→ **Problem details**
What follows is a set of records; restate each one word for word and drop the pictures.

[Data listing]
• • • • •

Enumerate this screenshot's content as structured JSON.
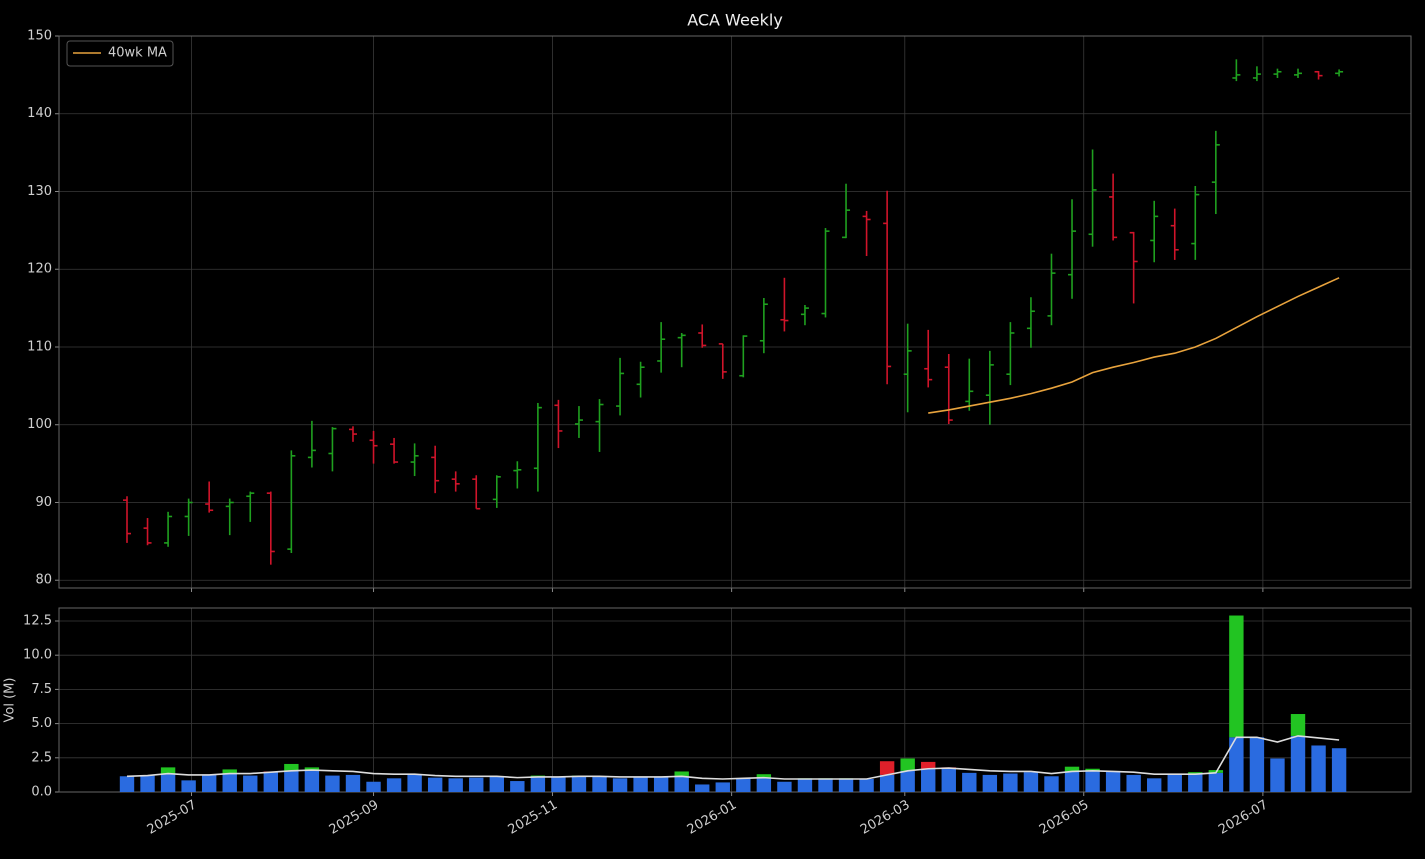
{
  "chart_data": [
    {
      "type": "ohlc",
      "title": "ACA Weekly",
      "open": [
        90.3,
        86.7,
        84.8,
        88.2,
        89.8,
        89.5,
        90.8,
        91.2,
        84,
        95.8,
        96.3,
        99.4,
        98,
        97.5,
        95.2,
        95.8,
        93,
        93,
        90.4,
        94.1,
        94.4,
        102.5,
        100.1,
        100.4,
        102.4,
        105.2,
        108.2,
        111.2,
        111.8,
        110.4,
        106.3,
        110.8,
        113.5,
        114.2,
        114.3,
        124.1,
        126.8,
        125.9,
        106.5,
        107.2,
        107.4,
        103,
        103.8,
        106.5,
        112.4,
        114,
        119.3,
        124.5,
        129.3,
        124.7,
        123.7,
        125.6,
        123.3,
        131.2,
        144.6,
        144.6,
        145.1,
        145,
        145.4,
        145.2
      ],
      "high": [
        90.8,
        88,
        88.8,
        90.5,
        92.7,
        90.5,
        91.4,
        91.4,
        96.7,
        100.5,
        99.7,
        99.8,
        99.2,
        98.3,
        97.6,
        97.3,
        94,
        93.5,
        93.5,
        95.3,
        102.8,
        103.2,
        102.4,
        103.3,
        108.6,
        108.1,
        113.2,
        111.8,
        112.9,
        110.4,
        111.5,
        116.3,
        118.9,
        115.4,
        125.3,
        131,
        127.5,
        130.1,
        113,
        112.2,
        109.1,
        108.5,
        109.5,
        113.2,
        116.4,
        122,
        129,
        135.4,
        132.3,
        124.8,
        128.8,
        127.8,
        130.7,
        137.8,
        147,
        146.1,
        145.8,
        145.8,
        145.5,
        145.7
      ],
      "low": [
        84.8,
        84.5,
        84.3,
        85.7,
        88.7,
        85.8,
        87.5,
        82,
        83.5,
        94.5,
        94,
        97.8,
        95,
        95,
        93.4,
        91.2,
        91.4,
        89.2,
        89.3,
        91.8,
        91.4,
        97,
        98.3,
        96.5,
        101.2,
        103.5,
        106.7,
        107.4,
        109.9,
        105.9,
        106.1,
        109.2,
        112,
        112.8,
        113.8,
        124,
        121.7,
        105.2,
        101.6,
        104.8,
        100.1,
        101.8,
        100,
        105.1,
        109.9,
        112.8,
        116.2,
        122.9,
        123.7,
        115.6,
        120.9,
        121.2,
        121.2,
        127.1,
        144.2,
        144.2,
        144.6,
        144.6,
        144.4,
        144.8
      ],
      "close": [
        86,
        84.8,
        88.2,
        90,
        89,
        90,
        91.2,
        83.7,
        96,
        96.7,
        99.5,
        98.8,
        97.3,
        95.2,
        96,
        92.8,
        92.4,
        89.2,
        93.3,
        94.2,
        102.2,
        99.2,
        100.6,
        102.6,
        106.6,
        107.4,
        111,
        111.5,
        110.2,
        106.8,
        111.4,
        115.5,
        113.4,
        115,
        124.9,
        127.6,
        126.4,
        107.5,
        109.5,
        105.8,
        100.6,
        104.3,
        107.7,
        111.8,
        114.6,
        119.5,
        124.9,
        130.2,
        124.1,
        121,
        126.8,
        122.5,
        129.6,
        136,
        145,
        145.1,
        145.4,
        145.2,
        144.9,
        145.4
      ],
      "up_color": "#1fa01f",
      "down_color": "#d0142a",
      "series": [
        {
          "name": "40wk MA",
          "color": "#e8a33d",
          "values": [
            null,
            null,
            null,
            null,
            null,
            null,
            null,
            null,
            null,
            null,
            null,
            null,
            null,
            null,
            null,
            null,
            null,
            null,
            null,
            null,
            null,
            null,
            null,
            null,
            null,
            null,
            null,
            null,
            null,
            null,
            null,
            null,
            null,
            null,
            null,
            null,
            null,
            null,
            null,
            101.5,
            101.9,
            102.4,
            102.9,
            103.4,
            104,
            104.7,
            105.5,
            106.7,
            107.4,
            108,
            108.7,
            109.2,
            110,
            111.1,
            112.5,
            113.9,
            115.2,
            116.5,
            117.7,
            118.9
          ]
        }
      ],
      "ylim": [
        79,
        150
      ],
      "yticks": [
        80,
        90,
        100,
        110,
        120,
        130,
        140,
        150
      ],
      "xlim": [
        -3.31,
        62.5
      ],
      "grid": true,
      "legend": "upper left"
    },
    {
      "type": "bar",
      "ylabel": "Vol (M)",
      "values": [
        1.15,
        1.2,
        1.8,
        0.85,
        1.25,
        1.65,
        1.2,
        1.5,
        2.05,
        1.8,
        1.2,
        1.25,
        0.75,
        1,
        1.3,
        1.05,
        1,
        1.05,
        1.1,
        0.8,
        1.2,
        1.1,
        1.2,
        1.15,
        1,
        1.1,
        1.1,
        1.5,
        0.55,
        0.7,
        1,
        1.3,
        0.75,
        1,
        1,
        1,
        0.95,
        2.25,
        2.45,
        2.2,
        1.8,
        1.4,
        1.25,
        1.35,
        1.45,
        1.15,
        1.85,
        1.7,
        1.5,
        1.25,
        1,
        1.35,
        1.45,
        1.6,
        12.9,
        4,
        2.45,
        5.7,
        3.4,
        3.2
      ],
      "color": "#2a6be0",
      "up_color": "#22c422",
      "down_color": "#e0202a",
      "series": [
        {
          "color": "#dddddd",
          "values": [
            1.15,
            1.2,
            1.35,
            1.25,
            1.25,
            1.35,
            1.35,
            1.45,
            1.55,
            1.6,
            1.55,
            1.5,
            1.35,
            1.3,
            1.3,
            1.2,
            1.15,
            1.15,
            1.15,
            1.05,
            1.1,
            1.1,
            1.15,
            1.15,
            1.1,
            1.1,
            1.1,
            1.15,
            1,
            0.95,
            1,
            1.05,
            0.95,
            0.95,
            0.95,
            0.95,
            0.95,
            1.25,
            1.55,
            1.7,
            1.75,
            1.65,
            1.55,
            1.5,
            1.5,
            1.35,
            1.5,
            1.55,
            1.5,
            1.45,
            1.3,
            1.3,
            1.3,
            1.4,
            4,
            4,
            3.65,
            4.1,
            3.95,
            3.8
          ]
        }
      ],
      "ylim": [
        0,
        13.45
      ],
      "yticks": [
        {
          "value": 0,
          "label": "0.0"
        },
        {
          "value": 2.5,
          "label": "2.5"
        },
        {
          "value": 5,
          "label": "5.0"
        },
        {
          "value": 7.5,
          "label": "7.5"
        },
        {
          "value": 10,
          "label": "10.0"
        },
        {
          "value": 12.5,
          "label": "12.5"
        }
      ],
      "xlim": [
        -3.31,
        62.5
      ],
      "xticks": [
        {
          "value": 3.14,
          "label": "2025-07"
        },
        {
          "value": 12,
          "label": "2025-09"
        },
        {
          "value": 20.71,
          "label": "2025-11"
        },
        {
          "value": 29.43,
          "label": "2026-01"
        },
        {
          "value": 37.86,
          "label": "2026-03"
        },
        {
          "value": 46.57,
          "label": "2026-05"
        },
        {
          "value": 55.29,
          "label": "2026-07"
        }
      ],
      "grid": true
    }
  ]
}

• • • • •

→ **Complete answer**
Enumerate this screenshot's content as structured JSON.
{
  "chart_data": [
    {
      "type": "ohlc",
      "title": "ACA Weekly",
      "open": [
        90.3,
        86.7,
        84.8,
        88.2,
        89.8,
        89.5,
        90.8,
        91.2,
        84,
        95.8,
        96.3,
        99.4,
        98,
        97.5,
        95.2,
        95.8,
        93,
        93,
        90.4,
        94.1,
        94.4,
        102.5,
        100.1,
        100.4,
        102.4,
        105.2,
        108.2,
        111.2,
        111.8,
        110.4,
        106.3,
        110.8,
        113.5,
        114.2,
        114.3,
        124.1,
        126.8,
        125.9,
        106.5,
        107.2,
        107.4,
        103,
        103.8,
        106.5,
        112.4,
        114,
        119.3,
        124.5,
        129.3,
        124.7,
        123.7,
        125.6,
        123.3,
        131.2,
        144.6,
        144.6,
        145.1,
        145,
        145.4,
        145.2
      ],
      "high": [
        90.8,
        88,
        88.8,
        90.5,
        92.7,
        90.5,
        91.4,
        91.4,
        96.7,
        100.5,
        99.7,
        99.8,
        99.2,
        98.3,
        97.6,
        97.3,
        94,
        93.5,
        93.5,
        95.3,
        102.8,
        103.2,
        102.4,
        103.3,
        108.6,
        108.1,
        113.2,
        111.8,
        112.9,
        110.4,
        111.5,
        116.3,
        118.9,
        115.4,
        125.3,
        131,
        127.5,
        130.1,
        113,
        112.2,
        109.1,
        108.5,
        109.5,
        113.2,
        116.4,
        122,
        129,
        135.4,
        132.3,
        124.8,
        128.8,
        127.8,
        130.7,
        137.8,
        147,
        146.1,
        145.8,
        145.8,
        145.5,
        145.7
      ],
      "low": [
        84.8,
        84.5,
        84.3,
        85.7,
        88.7,
        85.8,
        87.5,
        82,
        83.5,
        94.5,
        94,
        97.8,
        95,
        95,
        93.4,
        91.2,
        91.4,
        89.2,
        89.3,
        91.8,
        91.4,
        97,
        98.3,
        96.5,
        101.2,
        103.5,
        106.7,
        107.4,
        109.9,
        105.9,
        106.1,
        109.2,
        112,
        112.8,
        113.8,
        124,
        121.7,
        105.2,
        101.6,
        104.8,
        100.1,
        101.8,
        100,
        105.1,
        109.9,
        112.8,
        116.2,
        122.9,
        123.7,
        115.6,
        120.9,
        121.2,
        121.2,
        127.1,
        144.2,
        144.2,
        144.6,
        144.6,
        144.4,
        144.8
      ],
      "close": [
        86,
        84.8,
        88.2,
        90,
        89,
        90,
        91.2,
        83.7,
        96,
        96.7,
        99.5,
        98.8,
        97.3,
        95.2,
        96,
        92.8,
        92.4,
        89.2,
        93.3,
        94.2,
        102.2,
        99.2,
        100.6,
        102.6,
        106.6,
        107.4,
        111,
        111.5,
        110.2,
        106.8,
        111.4,
        115.5,
        113.4,
        115,
        124.9,
        127.6,
        126.4,
        107.5,
        109.5,
        105.8,
        100.6,
        104.3,
        107.7,
        111.8,
        114.6,
        119.5,
        124.9,
        130.2,
        124.1,
        121,
        126.8,
        122.5,
        129.6,
        136,
        145,
        145.1,
        145.4,
        145.2,
        144.9,
        145.4
      ],
      "up_color": "#1fa01f",
      "down_color": "#d0142a",
      "series": [
        {
          "name": "40wk MA",
          "color": "#e8a33d",
          "values": [
            null,
            null,
            null,
            null,
            null,
            null,
            null,
            null,
            null,
            null,
            null,
            null,
            null,
            null,
            null,
            null,
            null,
            null,
            null,
            null,
            null,
            null,
            null,
            null,
            null,
            null,
            null,
            null,
            null,
            null,
            null,
            null,
            null,
            null,
            null,
            null,
            null,
            null,
            null,
            101.5,
            101.9,
            102.4,
            102.9,
            103.4,
            104,
            104.7,
            105.5,
            106.7,
            107.4,
            108,
            108.7,
            109.2,
            110,
            111.1,
            112.5,
            113.9,
            115.2,
            116.5,
            117.7,
            118.9
          ]
        }
      ],
      "ylim": [
        79,
        150
      ],
      "yticks": [
        80,
        90,
        100,
        110,
        120,
        130,
        140,
        150
      ],
      "xlim": [
        -3.31,
        62.5
      ],
      "grid": true,
      "legend": "upper left"
    },
    {
      "type": "bar",
      "ylabel": "Vol (M)",
      "values": [
        1.15,
        1.2,
        1.8,
        0.85,
        1.25,
        1.65,
        1.2,
        1.5,
        2.05,
        1.8,
        1.2,
        1.25,
        0.75,
        1,
        1.3,
        1.05,
        1,
        1.05,
        1.1,
        0.8,
        1.2,
        1.1,
        1.2,
        1.15,
        1,
        1.1,
        1.1,
        1.5,
        0.55,
        0.7,
        1,
        1.3,
        0.75,
        1,
        1,
        1,
        0.95,
        2.25,
        2.45,
        2.2,
        1.8,
        1.4,
        1.25,
        1.35,
        1.45,
        1.15,
        1.85,
        1.7,
        1.5,
        1.25,
        1,
        1.35,
        1.45,
        1.6,
        12.9,
        4,
        2.45,
        5.7,
        3.4,
        3.2
      ],
      "color": "#2a6be0",
      "up_color": "#22c422",
      "down_color": "#e0202a",
      "series": [
        {
          "color": "#dddddd",
          "values": [
            1.15,
            1.2,
            1.35,
            1.25,
            1.25,
            1.35,
            1.35,
            1.45,
            1.55,
            1.6,
            1.55,
            1.5,
            1.35,
            1.3,
            1.3,
            1.2,
            1.15,
            1.15,
            1.15,
            1.05,
            1.1,
            1.1,
            1.15,
            1.15,
            1.1,
            1.1,
            1.1,
            1.15,
            1,
            0.95,
            1,
            1.05,
            0.95,
            0.95,
            0.95,
            0.95,
            0.95,
            1.25,
            1.55,
            1.7,
            1.75,
            1.65,
            1.55,
            1.5,
            1.5,
            1.35,
            1.5,
            1.55,
            1.5,
            1.45,
            1.3,
            1.3,
            1.3,
            1.4,
            4,
            4,
            3.65,
            4.1,
            3.95,
            3.8
          ]
        }
      ],
      "ylim": [
        0,
        13.45
      ],
      "yticks": [
        {
          "value": 0,
          "label": "0.0"
        },
        {
          "value": 2.5,
          "label": "2.5"
        },
        {
          "value": 5,
          "label": "5.0"
        },
        {
          "value": 7.5,
          "label": "7.5"
        },
        {
          "value": 10,
          "label": "10.0"
        },
        {
          "value": 12.5,
          "label": "12.5"
        }
      ],
      "xlim": [
        -3.31,
        62.5
      ],
      "xticks": [
        {
          "value": 3.14,
          "label": "2025-07"
        },
        {
          "value": 12,
          "label": "2025-09"
        },
        {
          "value": 20.71,
          "label": "2025-11"
        },
        {
          "value": 29.43,
          "label": "2026-01"
        },
        {
          "value": 37.86,
          "label": "2026-03"
        },
        {
          "value": 46.57,
          "label": "2026-05"
        },
        {
          "value": 55.29,
          "label": "2026-07"
        }
      ],
      "grid": true
    }
  ]
}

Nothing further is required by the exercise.